→ **Directions**
Print the entries that appear below, exactly as written and without their pictures.

→ **Recorded data**
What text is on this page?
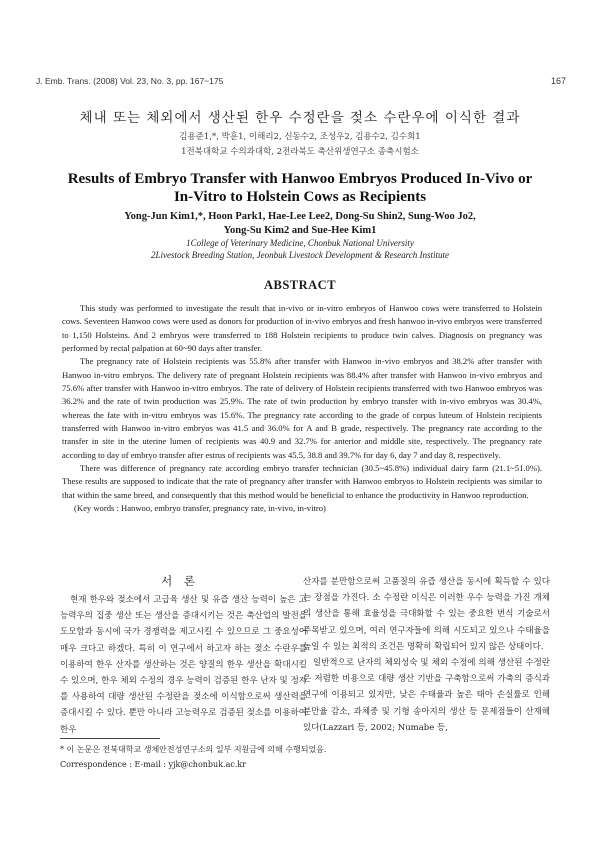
J. Emb. Trans. (2008) Vol. 23, No. 3, pp. 167~175	167
체내 또는 체외에서 생산된 한우 수정란을 젖소 수란우에 이식한 결과
김용준1,*, 박훈1, 이해리2, 신동수2, 조성우2, 김용수2, 김수희1
1전북대학교 수의과대학, 2전라북도 축산위생연구소 종축시험소
Results of Embryo Transfer with Hanwoo Embryos Produced In-Vivo or
In-Vitro to Holstein Cows as Recipients
Yong-Jun Kim1,*, Hoon Park1, Hae-Lee Lee2, Dong-Su Shin2, Sung-Woo Jo2,
Yong-Su Kim2 and Sue-Hee Kim1
1College of Veterinary Medicine, Chonbuk National University
2Livestock Breeding Station, Jeonbuk Livestock Development & Research Institute
ABSTRACT

This study was performed to investigate the result that in-vivo or in-vitro embryos of Hanwoo cows were transferred to Holstein cows. Seventeen Hanwoo cows were used as donors for production of in-vivo embryos and fresh hanwoo in-vivo embryos were transferred to 1,150 Holsteins. And 2 embryos were transferred to 188 Holstein recipients to produce twin calves. Diagnosis on pregnancy was performed by rectal palpation at 60~90 days after transfer.

The pregnancy rate of Holstein recipients was 55.8% after transfer with Hanwoo in-vivo embryos and 38.2% after transfer with Hanwoo in-vitro embryos. The delivery rate of pregnant Holstein recipients was 88.4% after transfer with Hanwoo in-vivo embryos and 75.6% after transfer with Hanwoo in-vitro embryos. The rate of delivery of Holstein recipients transferred with two Hanwoo embryos was 36.2% and the rate of twin production was 25.9%. The rate of twin production by embryo transfer with in-vivo embryos was 30.4%, whereas the fate with in-vitro embryos was 15.6%. The pregnancy rate according to the grade of corpus luteum of Holstein recipients transferred with Hanwoo in-vitro embryos was 41.5 and 36.0% for A and B grade, respectively. The pregnancy rate according to the transfer in site in the uterine lumen of recipients was 40.9 and 32.7% for anterior and middle site, respectively. The pregnancy rate according to day of embryo transfer after estrus of recipients was 45.5, 38.8 and 39.7% for day 6, day 7 and day 8, respectively.

There was difference of pregnancy rate according embryo transfer technician (30.5~45.8%) individual dairy farm (21.1~51.0%). These results are supposed to indicate that the rate of pregnancy after transfer with Hanwoo embryos to Holstein recipients was similar to that within the same breed, and consequently that this method would be beneficial to enhance the productivity in Hanwoo reproduction.

(Key words : Hanwoo, embryo transfer, pregnancy rate, in-vivo, in-vitro)

서 론

현재 한우와 젖소에서 고급육 생산 및 유즙 생산 능력이 높은 고능력우의 집중 생산 또는 생산을 증대시키는 것은 축산업의 발전을 도모함과 동시에 국가 경쟁력을 제고시킬 수 있으므로 그 중요성이 매우 크다고 하겠다. 특히 이 연구에서 하고자 하는 젖소 수란우를 이용하여 한우 산자를 생산하는 것은 양질의 한우 생산을 확대시킬 수 있으며, 한우 체외 수정의 경우 능력이 검증된 한우 난자 및 정자를 사용하여 대량 생산된 수정란을 젖소에 이식함으로써 생산력을 증대시킬 수 있다. 뿐만 아니라 고능력우로 검증된 젖소를 이용하여 한우

산자를 분만함으로써 고품질의 유즙 생산을 동시에 획득할 수 있다는 장점을 가진다. 소 수정란 이식은 이러한 우수 능력을 가진 개체의 생산을 통해 효율성을 극대화할 수 있는 중요한 번식 기술로서 주목받고 있으며, 여러 연구자들에 의해 시도되고 있으나 수태율을 높일 수 있는 최적의 조건은 명확히 확립되어 있지 않은 상태이다.

일반적으로 난자의 체외성숙 및 체외 수정에 의해 생산된 수정란은 저렴한 비용으로 대량 생산 기반을 구축함으로써 가축의 증식과 연구에 이용되고 있지만, 낮은 수태율과 높은 태아 손실률로 인해 분만율 감소, 과체중 및 기형 송아지의 생산 등 문제점들이 산재해 있다(Lazzari 등, 2002; Numabe 등,

* 이 논문은 전북대학교 생체안전성연구소의 일부 지원금에 의해 수행되었음.
Correspondence : E-mail : yjk@chonbuk.ac.kr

→ **Task output**
What text is on this page?
J. Emb. Trans. (2008) Vol. 23, No. 3, pp. 167~175	167
체내 또는 체외에서 생산된 한우 수정란을 젖소 수란우에 이식한 결과
김용준1,*, 박훈1, 이해리2, 신동수2, 조성우2, 김용수2, 김수희1
1전북대학교 수의과대학, 2전라북도 축산위생연구소 종축시험소
Results of Embryo Transfer with Hanwoo Embryos Produced In-Vivo or
In-Vitro to Holstein Cows as Recipients
Yong-Jun Kim1,*, Hoon Park1, Hae-Lee Lee2, Dong-Su Shin2, Sung-Woo Jo2,
Yong-Su Kim2 and Sue-Hee Kim1
1College of Veterinary Medicine, Chonbuk National University
2Livestock Breeding Station, Jeonbuk Livestock Development & Research Institute
ABSTRACT

This study was performed to investigate the result that in-vivo or in-vitro embryos of Hanwoo cows were transferred to Holstein cows. Seventeen Hanwoo cows were used as donors for production of in-vivo embryos and fresh hanwoo in-vivo embryos were transferred to 1,150 Holsteins. And 2 embryos were transferred to 188 Holstein recipients to produce twin calves. Diagnosis on pregnancy was performed by rectal palpation at 60~90 days after transfer.

The pregnancy rate of Holstein recipients was 55.8% after transfer with Hanwoo in-vivo embryos and 38.2% after transfer with Hanwoo in-vitro embryos. The delivery rate of pregnant Holstein recipients was 88.4% after transfer with Hanwoo in-vivo embryos and 75.6% after transfer with Hanwoo in-vitro embryos. The rate of delivery of Holstein recipients transferred with two Hanwoo embryos was 36.2% and the rate of twin production was 25.9%. The rate of twin production by embryo transfer with in-vivo embryos was 30.4%, whereas the fate with in-vitro embryos was 15.6%. The pregnancy rate according to the grade of corpus luteum of Holstein recipients transferred with Hanwoo in-vitro embryos was 41.5 and 36.0% for A and B grade, respectively. The pregnancy rate according to the transfer in site in the uterine lumen of recipients was 40.9 and 32.7% for anterior and middle site, respectively. The pregnancy rate according to day of embryo transfer after estrus of recipients was 45.5, 38.8 and 39.7% for day 6, day 7 and day 8, respectively.

There was difference of pregnancy rate according embryo transfer technician (30.5~45.8%) individual dairy farm (21.1~51.0%). These results are supposed to indicate that the rate of pregnancy after transfer with Hanwoo embryos to Holstein recipients was similar to that within the same breed, and consequently that this method would be beneficial to enhance the productivity in Hanwoo reproduction.

(Key words : Hanwoo, embryo transfer, pregnancy rate, in-vivo, in-vitro)

서 론

현재 한우와 젖소에서 고급육 생산 및 유즙 생산 능력이 높은 고능력우의 집중 생산 또는 생산을 증대시키는 것은 축산업의 발전을 도모함과 동시에 국가 경쟁력을 제고시킬 수 있으므로 그 중요성이 매우 크다고 하겠다. 특히 이 연구에서 하고자 하는 젖소 수란우를 이용하여 한우 산자를 생산하는 것은 양질의 한우 생산을 확대시킬 수 있으며, 한우 체외 수정의 경우 능력이 검증된 한우 난자 및 정자를 사용하여 대량 생산된 수정란을 젖소에 이식함으로써 생산력을 증대시킬 수 있다. 뿐만 아니라 고능력우로 검증된 젖소를 이용하여 한우

산자를 분만함으로써 고품질의 유즙 생산을 동시에 획득할 수 있다는 장점을 가진다. 소 수정란 이식은 이러한 우수 능력을 가진 개체의 생산을 통해 효율성을 극대화할 수 있는 중요한 번식 기술로서 주목받고 있으며, 여러 연구자들에 의해 시도되고 있으나 수태율을 높일 수 있는 최적의 조건은 명확히 확립되어 있지 않은 상태이다.

일반적으로 난자의 체외성숙 및 체외 수정에 의해 생산된 수정란은 저렴한 비용으로 대량 생산 기반을 구축함으로써 가축의 증식과 연구에 이용되고 있지만, 낮은 수태율과 높은 태아 손실률로 인해 분만율 감소, 과체중 및 기형 송아지의 생산 등 문제점들이 산재해 있다(Lazzari 등, 2002; Numabe 등,

* 이 논문은 전북대학교 생체안전성연구소의 일부 지원금에 의해 수행되었음.
Correspondence : E-mail : yjk@chonbuk.ac.kr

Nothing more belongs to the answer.